Objective:
Transcribe exactly the stretch of lines beginning at the one containing "Give me a plain-text" and closing with the last line of the entries below. Omit images.

[Dataset entries]
>> BEGIN

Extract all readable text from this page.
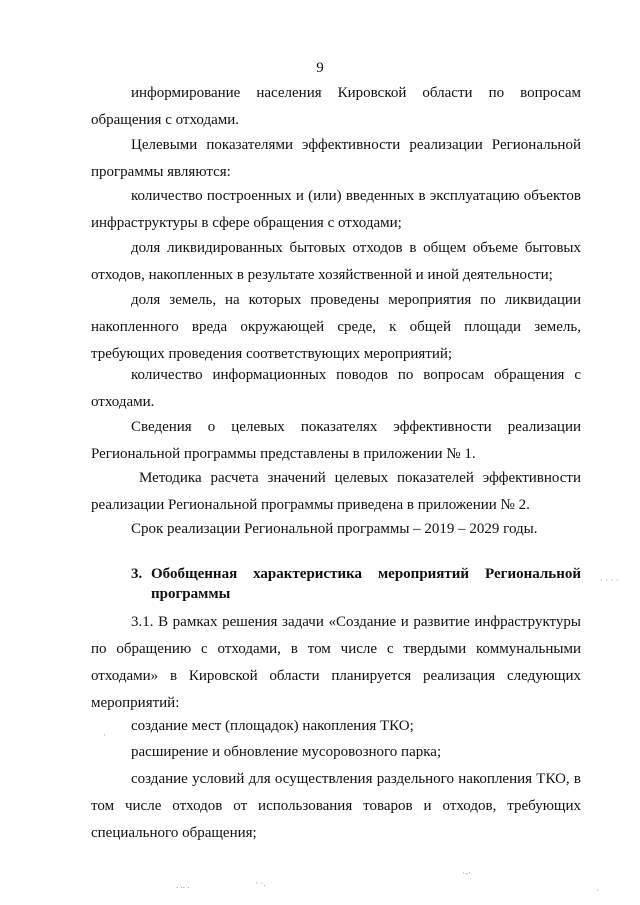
9
информирование населения Кировской области по вопросам
обращения с отходами.
Целевыми показателями эффективности реализации Региональной
программы являются:
количество построенных и (или) введенных в эксплуатацию объектов
инфраструктуры в сфере обращения с отходами;
доля ликвидированных бытовых отходов в общем объеме бытовых
отходов, накопленных в результате хозяйственной и иной деятельности;
доля земель, на которых проведены мероприятия по ликвидации
накопленного вреда окружающей среде, к общей площади земель,
требующих проведения соответствующих мероприятий;
количество информационных поводов по вопросам обращения с
отходами.
Сведения о целевых показателях эффективности реализации
Региональной программы представлены в приложении № 1.
Методика расчета значений целевых показателей эффективности
реализации Региональной программы приведена в приложении № 2.
Срок реализации Региональной программы – 2019 – 2029 годы.
3. Обобщенная характеристика мероприятий Региональной
программы
3.1. В рамках решения задачи «Создание и развитие инфраструктуры
по обращению с отходами, в том числе с твердыми коммунальными
отходами» в Кировской области планируется реализация следующих
мероприятий:
создание мест (площадок) накопления ТКО;
расширение и обновление мусоровозного парка;
создание условий для осуществления раздельного накопления ТКО, в
том числе отходов от использования товаров и отходов, требующих
специального обращения;
· · · ·
·
. .. .	· ·.
·-·
·
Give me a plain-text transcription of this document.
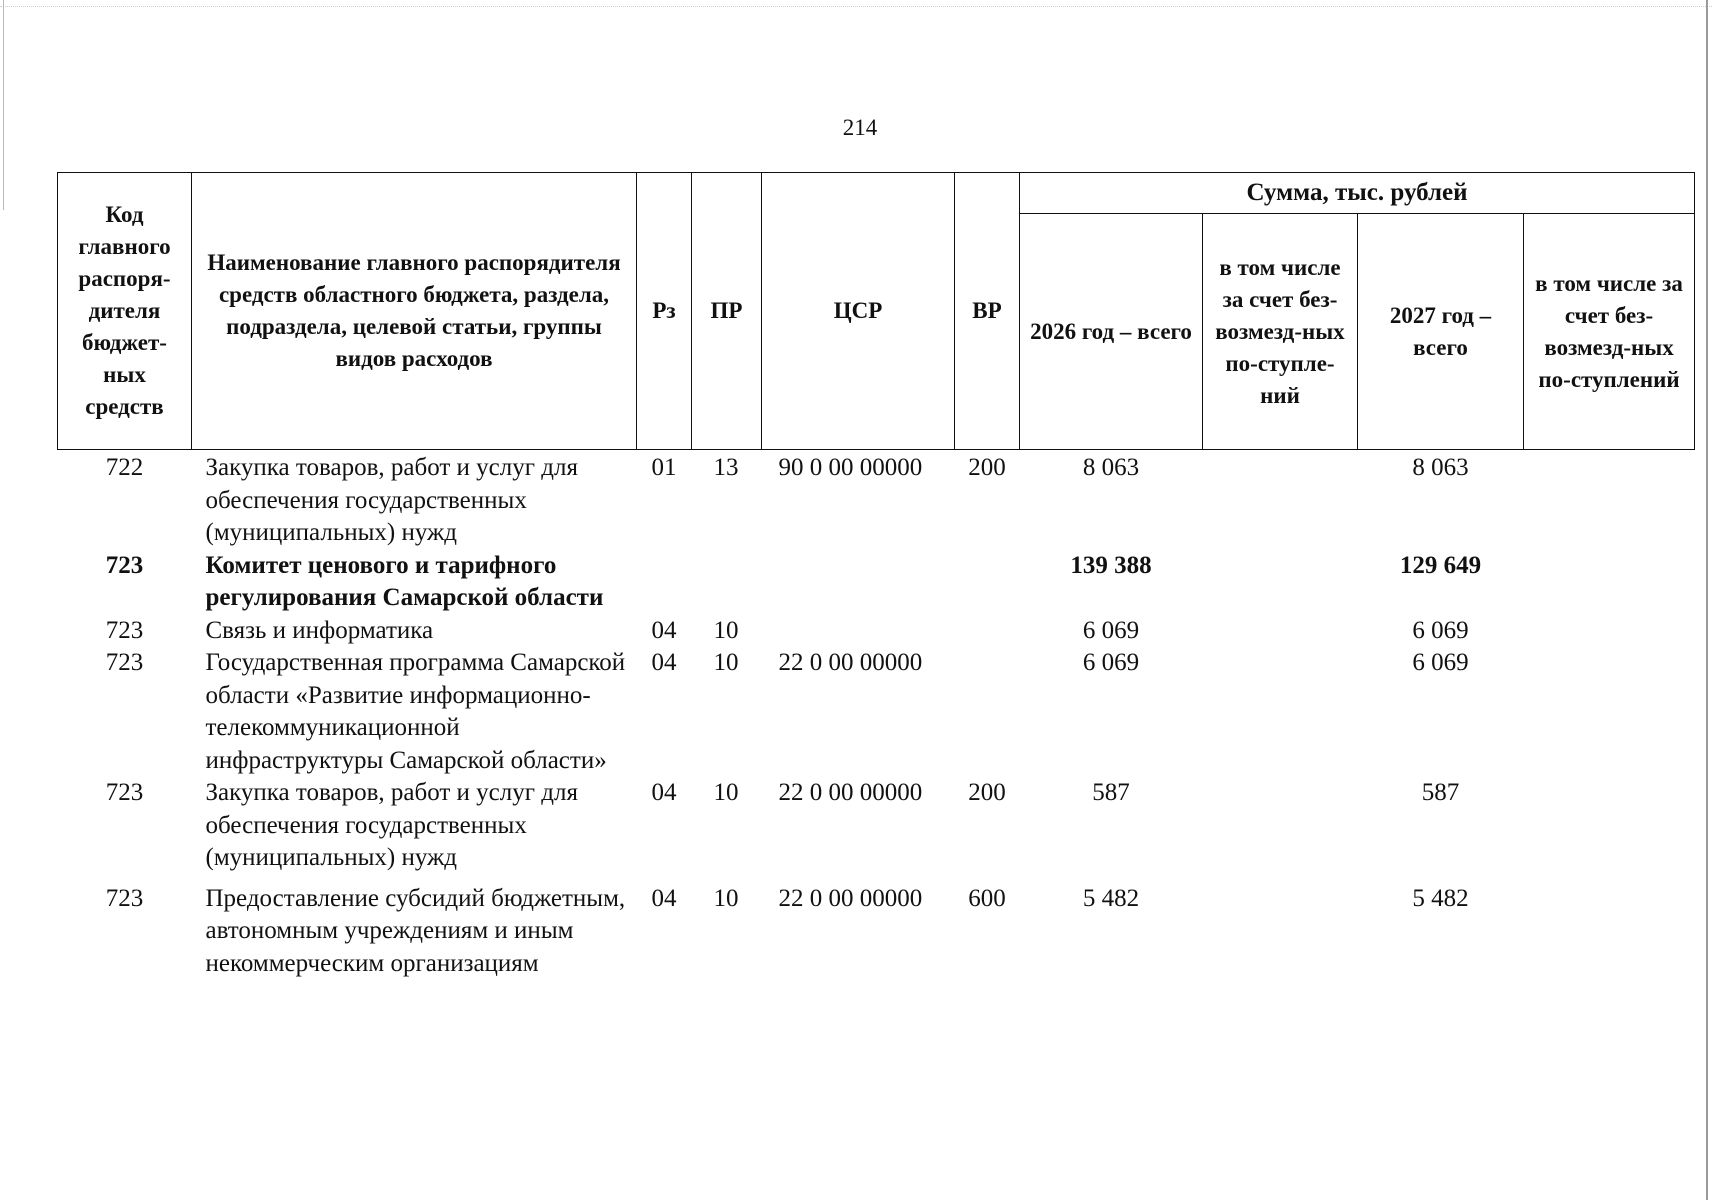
214
Код главного распоря-дителя бюджет-ных средств	Наименование главного распорядителя средств областного бюджета, раздела, подраздела, целевой статьи, группы видов расходов	Рз	ПР	ЦСР	ВР	Сумма, тыс. рублей			
						2026 год – всего	в том числе за счет без-возмезд-ных по-ступле-ний	2027 год – всего	в том числе за счет без-возмезд-ных по-ступлений
722	Закупка товаров, работ и услуг для обеспечения государственных (муниципальных) нужд	01	13	90 0 00 00000	200	8 063		8 063	
723	Комитет ценового и тарифного регулирования Самарской области					139 388		129 649	
723	Связь и информатика	04	10			6 069		6 069	
723	Государственная программа Самарской области «Развитие информационно-телекоммуникационной инфраструктуры Самарской области»	04	10	22 0 00 00000		6 069		6 069	
723	Закупка товаров, работ и услуг для обеспечения государственных (муниципальных) нужд	04	10	22 0 00 00000	200	587		587	
723	Предоставление субсидий бюджетным, автономным учреждениям и иным некоммерческим организациям	04	10	22 0 00 00000	600	5 482		5 482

>> END

Task output:
Give me a plain-text transcription of this document.
214
Код главного распоря-дителя бюджет-ных средств	Наименование главного распорядителя средств областного бюджета, раздела, подраздела, целевой статьи, группы видов расходов	Рз	ПР	ЦСР	ВР	Сумма, тыс. рублей			
						2026 год – всего	в том числе за счет без-возмезд-ных по-ступле-ний	2027 год – всего	в том числе за счет без-возмезд-ных по-ступлений
722	Закупка товаров, работ и услуг для обеспечения государственных (муниципальных) нужд	01	13	90 0 00 00000	200	8 063		8 063	
723	Комитет ценового и тарифного регулирования Самарской области					139 388		129 649	
723	Связь и информатика	04	10			6 069		6 069	
723	Государственная программа Самарской области «Развитие информационно-телекоммуникационной инфраструктуры Самарской области»	04	10	22 0 00 00000		6 069		6 069	
723	Закупка товаров, работ и услуг для обеспечения государственных (муниципальных) нужд	04	10	22 0 00 00000	200	587		587	
723	Предоставление субсидий бюджетным, автономным учреждениям и иным некоммерческим организациям	04	10	22 0 00 00000	600	5 482		5 482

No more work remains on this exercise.